But today we are back to sunshine, although our afternoon thunderstorms are pretty much here to stay for the summer – and I welcome the rain and cooling off they bring each day. Kaweah has a knack for finding the very edge of the shade and then parking her furry self just outside of it.
too bad she isn’t a solar panel

School is out. I can tell this from the tent that my neighbor’s kids have pitched on their deck and the happy screams zooming past our windows, Doppler effect and all, every evening. It gets dark around 8:30 and we don’t eat until 9 or later. Kaweah petitions for dinner when the sun goes down, so Mother Nature fools her big time in summer (it’s a pain in the ass come winter when she starts begging around 3:30). The pine tree pollen orgy has not peaked yet, but my itchy eyes indicate the party is getting started. The foxes and the coyotes will be facing off and staking out their territory in our front yard, soon.

Written instruction 1: Render this sentence from the summer post in Spanish: "It gets dark around 8:30 and we don't eat until 9 or later."
Written instruction 2: Output the summer post word for word from "School is out." to "front yard, soon.".
Work from the summer post alone, without using the data.

Data excerpt:
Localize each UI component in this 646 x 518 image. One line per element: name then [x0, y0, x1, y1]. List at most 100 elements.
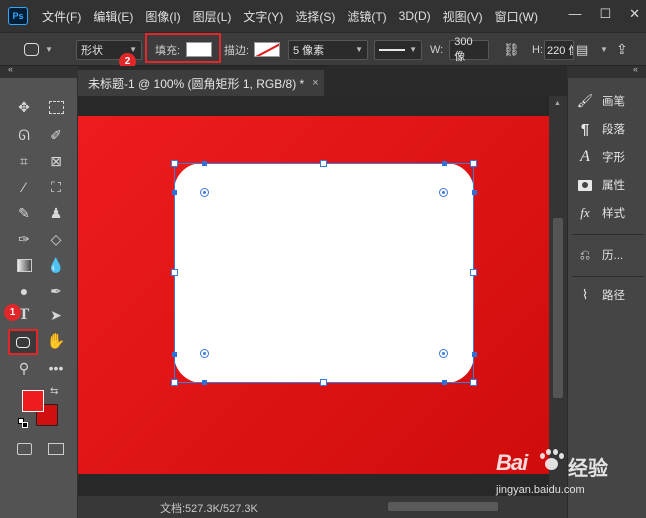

Worked solution 1: Oscurece alrededor de las 8:30 y no comemos hasta las 9 o más tarde.

Worked solution 2:
School is out. I can tell this from the tent that my neighbor’s kids have pitched on their deck and the happy screams zooming past our windows, Doppler effect and all, every evening. It gets dark around 8:30 and we don’t eat until 9 or later. Kaweah petitions for dinner when the sun goes down, so Mother Nature fools her big time in summer (it’s a pain in the ass come winter when she starts begging around 3:30). The pine tree pollen orgy has not peaked yet, but my itchy eyes indicate the party is getting started. The foxes and the coyotes will be facing off and staking out their territory in our front yard, soon.